**Aim**
Look through the lines below and extract each one that contains "JSON".

# Listed entries start

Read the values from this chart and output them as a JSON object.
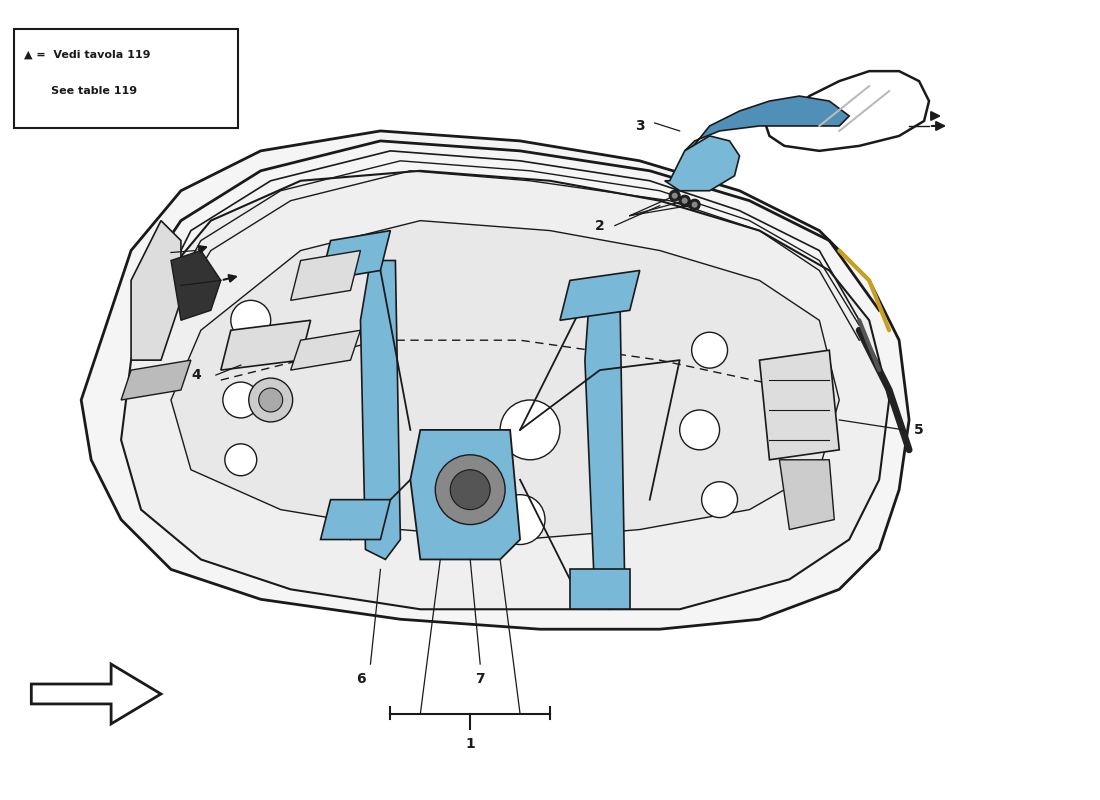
{
  "bg_color": "#ffffff",
  "line_color": "#1a1a1a",
  "accent_blue": "#7ab8d8",
  "accent_blue2": "#5090b8",
  "accent_blue3": "#4a8ab0",
  "door_fill": "#f0f0f0",
  "inner_fill": "#e4e4e4",
  "panel_fill": "#e8e8e8",
  "wm_color": "#c8b030",
  "legend_l1": "▲ =  Vedi tavola 119",
  "legend_l2": "       See table 119"
}
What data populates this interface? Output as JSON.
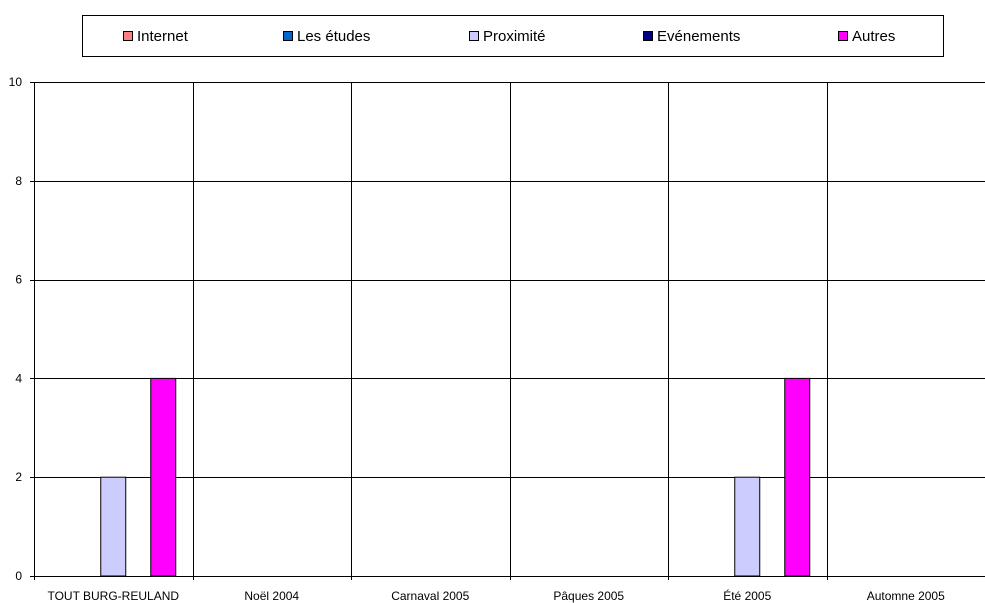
{
  "chart_data": {
    "type": "bar",
    "categories": [
      "TOUT BURG-REULAND",
      "Noël 2004",
      "Carnaval 2005",
      "Pâques 2005",
      "Été 2005",
      "Automne 2005"
    ],
    "series": [
      {
        "name": "Internet",
        "color": "#ff8080",
        "values": [
          0,
          0,
          0,
          0,
          0,
          0
        ]
      },
      {
        "name": "Les études",
        "color": "#0066cc",
        "values": [
          0,
          0,
          0,
          0,
          0,
          0
        ]
      },
      {
        "name": "Proximité",
        "color": "#ccccff",
        "values": [
          2,
          0,
          0,
          0,
          2,
          0
        ]
      },
      {
        "name": "Evénements",
        "color": "#000080",
        "values": [
          0,
          0,
          0,
          0,
          0,
          0
        ]
      },
      {
        "name": "Autres",
        "color": "#ff00ff",
        "values": [
          4,
          0,
          0,
          0,
          4,
          0
        ]
      }
    ],
    "ylim": [
      0,
      10
    ],
    "yticks": [
      0,
      2,
      4,
      6,
      8,
      10
    ],
    "grid": true,
    "legend_position": "top"
  }
}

# Listed entries end

**Answer to the exercise**
Read the values from this chart and output them as a JSON object.
What data populates this interface? Output as JSON.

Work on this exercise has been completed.